### Problem details
Identify the lines that contain the string "semanas" and copy all of them.

%%

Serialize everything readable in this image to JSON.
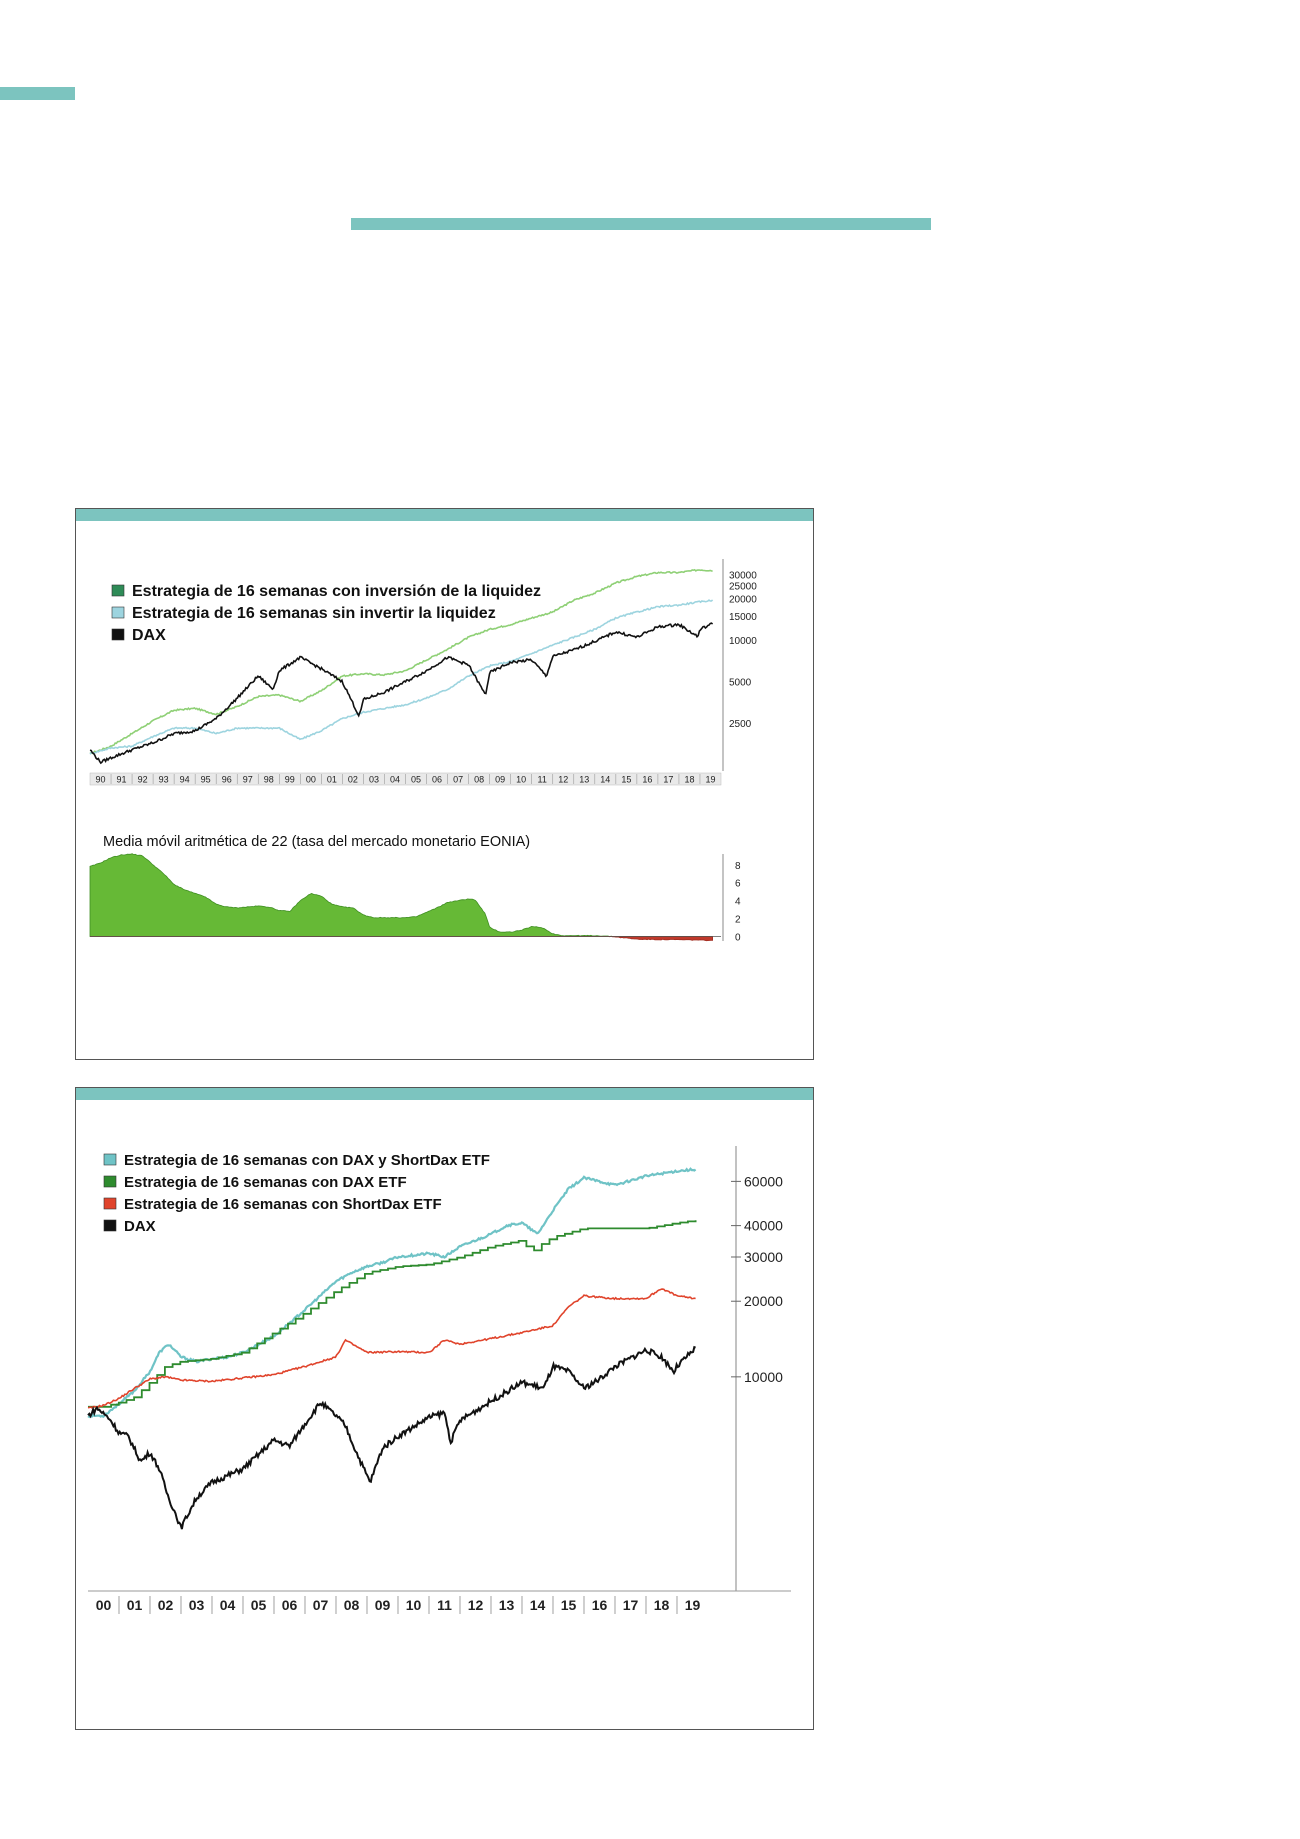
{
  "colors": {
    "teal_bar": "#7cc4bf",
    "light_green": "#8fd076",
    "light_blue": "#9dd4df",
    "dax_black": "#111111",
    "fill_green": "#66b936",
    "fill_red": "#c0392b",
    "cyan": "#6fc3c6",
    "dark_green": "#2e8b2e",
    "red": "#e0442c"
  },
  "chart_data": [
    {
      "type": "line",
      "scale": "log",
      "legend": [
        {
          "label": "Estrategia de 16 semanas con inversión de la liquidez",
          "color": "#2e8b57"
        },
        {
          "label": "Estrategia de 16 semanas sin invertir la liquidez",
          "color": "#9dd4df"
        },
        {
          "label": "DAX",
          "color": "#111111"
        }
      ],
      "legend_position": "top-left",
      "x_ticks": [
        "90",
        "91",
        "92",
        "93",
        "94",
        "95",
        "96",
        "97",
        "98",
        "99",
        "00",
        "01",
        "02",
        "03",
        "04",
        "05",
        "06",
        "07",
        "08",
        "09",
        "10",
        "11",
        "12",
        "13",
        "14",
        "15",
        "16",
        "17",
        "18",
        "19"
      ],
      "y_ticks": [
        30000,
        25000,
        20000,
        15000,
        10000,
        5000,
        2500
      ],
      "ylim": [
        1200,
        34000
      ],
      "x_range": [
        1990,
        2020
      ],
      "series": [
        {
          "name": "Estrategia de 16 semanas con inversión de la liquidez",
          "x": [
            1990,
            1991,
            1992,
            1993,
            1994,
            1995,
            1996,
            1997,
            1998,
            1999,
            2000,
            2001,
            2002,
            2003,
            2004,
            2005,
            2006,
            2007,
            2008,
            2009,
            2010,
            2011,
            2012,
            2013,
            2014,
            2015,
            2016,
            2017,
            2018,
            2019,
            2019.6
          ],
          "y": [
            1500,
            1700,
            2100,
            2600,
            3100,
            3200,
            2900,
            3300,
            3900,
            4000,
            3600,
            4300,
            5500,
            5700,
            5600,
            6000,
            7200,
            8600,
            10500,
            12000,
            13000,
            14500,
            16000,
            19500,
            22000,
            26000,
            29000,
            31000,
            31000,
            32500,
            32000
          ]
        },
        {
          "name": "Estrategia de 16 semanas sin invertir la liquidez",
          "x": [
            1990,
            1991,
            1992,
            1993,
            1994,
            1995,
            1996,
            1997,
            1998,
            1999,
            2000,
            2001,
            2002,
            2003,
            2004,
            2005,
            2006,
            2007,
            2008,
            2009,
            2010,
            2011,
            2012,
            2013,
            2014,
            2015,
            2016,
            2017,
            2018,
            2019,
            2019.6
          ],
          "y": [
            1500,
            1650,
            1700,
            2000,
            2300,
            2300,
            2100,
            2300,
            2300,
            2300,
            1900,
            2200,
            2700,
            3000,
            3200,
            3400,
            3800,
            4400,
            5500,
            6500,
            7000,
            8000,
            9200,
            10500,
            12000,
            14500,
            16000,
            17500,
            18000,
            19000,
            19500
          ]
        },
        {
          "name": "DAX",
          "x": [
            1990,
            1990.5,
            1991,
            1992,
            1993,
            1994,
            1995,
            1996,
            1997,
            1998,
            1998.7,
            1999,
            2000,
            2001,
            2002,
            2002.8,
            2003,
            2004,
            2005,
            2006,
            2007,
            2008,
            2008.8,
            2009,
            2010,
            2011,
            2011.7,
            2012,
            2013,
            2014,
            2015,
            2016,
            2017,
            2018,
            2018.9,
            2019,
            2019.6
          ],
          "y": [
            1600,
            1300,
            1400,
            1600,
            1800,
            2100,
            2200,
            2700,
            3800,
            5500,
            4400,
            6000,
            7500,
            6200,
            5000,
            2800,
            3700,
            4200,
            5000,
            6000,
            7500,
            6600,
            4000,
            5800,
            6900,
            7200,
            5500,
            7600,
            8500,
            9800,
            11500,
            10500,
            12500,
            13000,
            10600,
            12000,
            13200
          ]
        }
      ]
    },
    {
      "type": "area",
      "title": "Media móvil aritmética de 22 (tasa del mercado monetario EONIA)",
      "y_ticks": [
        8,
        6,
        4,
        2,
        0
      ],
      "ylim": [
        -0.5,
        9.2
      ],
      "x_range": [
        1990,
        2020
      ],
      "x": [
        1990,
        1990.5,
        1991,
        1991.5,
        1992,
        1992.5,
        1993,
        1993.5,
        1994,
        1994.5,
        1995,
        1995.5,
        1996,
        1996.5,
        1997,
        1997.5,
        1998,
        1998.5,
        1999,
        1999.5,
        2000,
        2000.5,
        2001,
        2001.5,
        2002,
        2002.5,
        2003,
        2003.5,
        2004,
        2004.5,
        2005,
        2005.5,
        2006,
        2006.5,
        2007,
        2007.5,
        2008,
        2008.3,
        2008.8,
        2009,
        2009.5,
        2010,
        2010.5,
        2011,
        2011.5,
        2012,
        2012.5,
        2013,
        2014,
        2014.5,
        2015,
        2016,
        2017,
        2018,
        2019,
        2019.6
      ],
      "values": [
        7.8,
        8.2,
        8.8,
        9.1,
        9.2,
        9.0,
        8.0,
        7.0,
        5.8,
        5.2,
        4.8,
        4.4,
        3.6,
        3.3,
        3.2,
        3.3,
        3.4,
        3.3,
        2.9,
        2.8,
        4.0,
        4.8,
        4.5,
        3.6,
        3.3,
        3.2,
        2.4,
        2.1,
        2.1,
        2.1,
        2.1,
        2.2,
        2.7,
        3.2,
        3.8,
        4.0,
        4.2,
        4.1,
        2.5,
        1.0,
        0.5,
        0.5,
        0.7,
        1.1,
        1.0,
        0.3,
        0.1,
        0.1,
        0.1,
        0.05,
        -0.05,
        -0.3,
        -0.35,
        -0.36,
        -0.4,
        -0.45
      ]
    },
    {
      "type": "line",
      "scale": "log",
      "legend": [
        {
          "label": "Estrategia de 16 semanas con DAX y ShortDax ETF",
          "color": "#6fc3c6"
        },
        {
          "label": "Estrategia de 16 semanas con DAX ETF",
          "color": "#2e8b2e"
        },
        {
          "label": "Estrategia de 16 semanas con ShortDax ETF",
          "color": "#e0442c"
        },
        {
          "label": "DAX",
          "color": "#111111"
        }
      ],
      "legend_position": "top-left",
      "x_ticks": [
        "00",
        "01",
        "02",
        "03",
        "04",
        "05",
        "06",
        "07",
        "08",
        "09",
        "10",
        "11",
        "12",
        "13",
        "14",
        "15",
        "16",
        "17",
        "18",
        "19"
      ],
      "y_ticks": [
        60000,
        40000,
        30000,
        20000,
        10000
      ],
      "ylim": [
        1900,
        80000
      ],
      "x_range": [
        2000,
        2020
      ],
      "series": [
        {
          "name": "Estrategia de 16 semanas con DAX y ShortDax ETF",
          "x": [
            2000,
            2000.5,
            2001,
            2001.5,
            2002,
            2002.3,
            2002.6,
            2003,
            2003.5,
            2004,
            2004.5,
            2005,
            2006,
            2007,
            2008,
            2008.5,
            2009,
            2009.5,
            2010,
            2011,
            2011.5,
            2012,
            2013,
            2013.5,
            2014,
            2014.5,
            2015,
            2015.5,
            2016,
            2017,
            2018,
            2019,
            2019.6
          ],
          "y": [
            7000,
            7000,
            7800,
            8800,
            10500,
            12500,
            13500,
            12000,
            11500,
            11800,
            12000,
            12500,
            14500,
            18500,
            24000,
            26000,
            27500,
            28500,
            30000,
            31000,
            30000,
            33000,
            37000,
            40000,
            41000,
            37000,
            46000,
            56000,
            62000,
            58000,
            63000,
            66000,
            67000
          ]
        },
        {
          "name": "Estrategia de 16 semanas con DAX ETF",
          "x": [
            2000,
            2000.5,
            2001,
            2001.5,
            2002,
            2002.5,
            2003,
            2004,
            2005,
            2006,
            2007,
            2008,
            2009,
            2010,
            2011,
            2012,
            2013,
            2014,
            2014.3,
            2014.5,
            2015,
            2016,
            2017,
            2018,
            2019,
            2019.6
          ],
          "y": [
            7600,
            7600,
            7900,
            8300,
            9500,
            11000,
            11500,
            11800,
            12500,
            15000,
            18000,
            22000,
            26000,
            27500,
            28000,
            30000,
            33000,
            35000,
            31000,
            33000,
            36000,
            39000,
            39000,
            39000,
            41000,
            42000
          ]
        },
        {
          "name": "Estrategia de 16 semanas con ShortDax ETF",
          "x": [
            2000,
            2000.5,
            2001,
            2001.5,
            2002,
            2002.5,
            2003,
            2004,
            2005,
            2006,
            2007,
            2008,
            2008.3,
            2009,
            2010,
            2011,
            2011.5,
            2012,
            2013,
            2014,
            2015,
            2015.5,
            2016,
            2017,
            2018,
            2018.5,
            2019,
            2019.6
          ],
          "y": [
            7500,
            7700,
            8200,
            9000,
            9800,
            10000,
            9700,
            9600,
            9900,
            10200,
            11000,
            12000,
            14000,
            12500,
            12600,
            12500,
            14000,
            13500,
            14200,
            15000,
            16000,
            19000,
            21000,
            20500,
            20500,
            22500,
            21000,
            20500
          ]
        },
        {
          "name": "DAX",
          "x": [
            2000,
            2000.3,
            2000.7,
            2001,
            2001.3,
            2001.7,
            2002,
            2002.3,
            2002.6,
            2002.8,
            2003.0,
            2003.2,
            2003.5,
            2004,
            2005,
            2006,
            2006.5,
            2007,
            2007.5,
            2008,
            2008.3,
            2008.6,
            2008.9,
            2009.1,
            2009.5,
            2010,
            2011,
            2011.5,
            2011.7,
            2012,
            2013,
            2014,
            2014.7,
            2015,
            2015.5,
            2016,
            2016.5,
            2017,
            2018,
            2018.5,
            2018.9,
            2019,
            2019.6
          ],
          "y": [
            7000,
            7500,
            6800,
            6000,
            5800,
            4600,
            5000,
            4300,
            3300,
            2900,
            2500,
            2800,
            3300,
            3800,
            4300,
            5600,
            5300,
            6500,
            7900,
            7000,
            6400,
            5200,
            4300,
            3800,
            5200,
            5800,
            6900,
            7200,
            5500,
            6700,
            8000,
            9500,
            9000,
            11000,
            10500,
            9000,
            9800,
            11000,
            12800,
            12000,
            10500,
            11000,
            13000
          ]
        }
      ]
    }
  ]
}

%%

### Exercise solution
          "label": "Estrategia de 16 semanas con inversión de la liquidez",
          "label": "Estrategia de 16 semanas sin invertir la liquidez",
          "name": "Estrategia de 16 semanas con inversión de la liquidez",
          "name": "Estrategia de 16 semanas sin invertir la liquidez",
          "label": "Estrategia de 16 semanas con DAX y ShortDax ETF",
          "label": "Estrategia de 16 semanas con DAX ETF",
          "label": "Estrategia de 16 semanas con ShortDax ETF",
          "name": "Estrategia de 16 semanas con DAX y ShortDax ETF",
          "name": "Estrategia de 16 semanas con DAX ETF",
          "name": "Estrategia de 16 semanas con ShortDax ETF",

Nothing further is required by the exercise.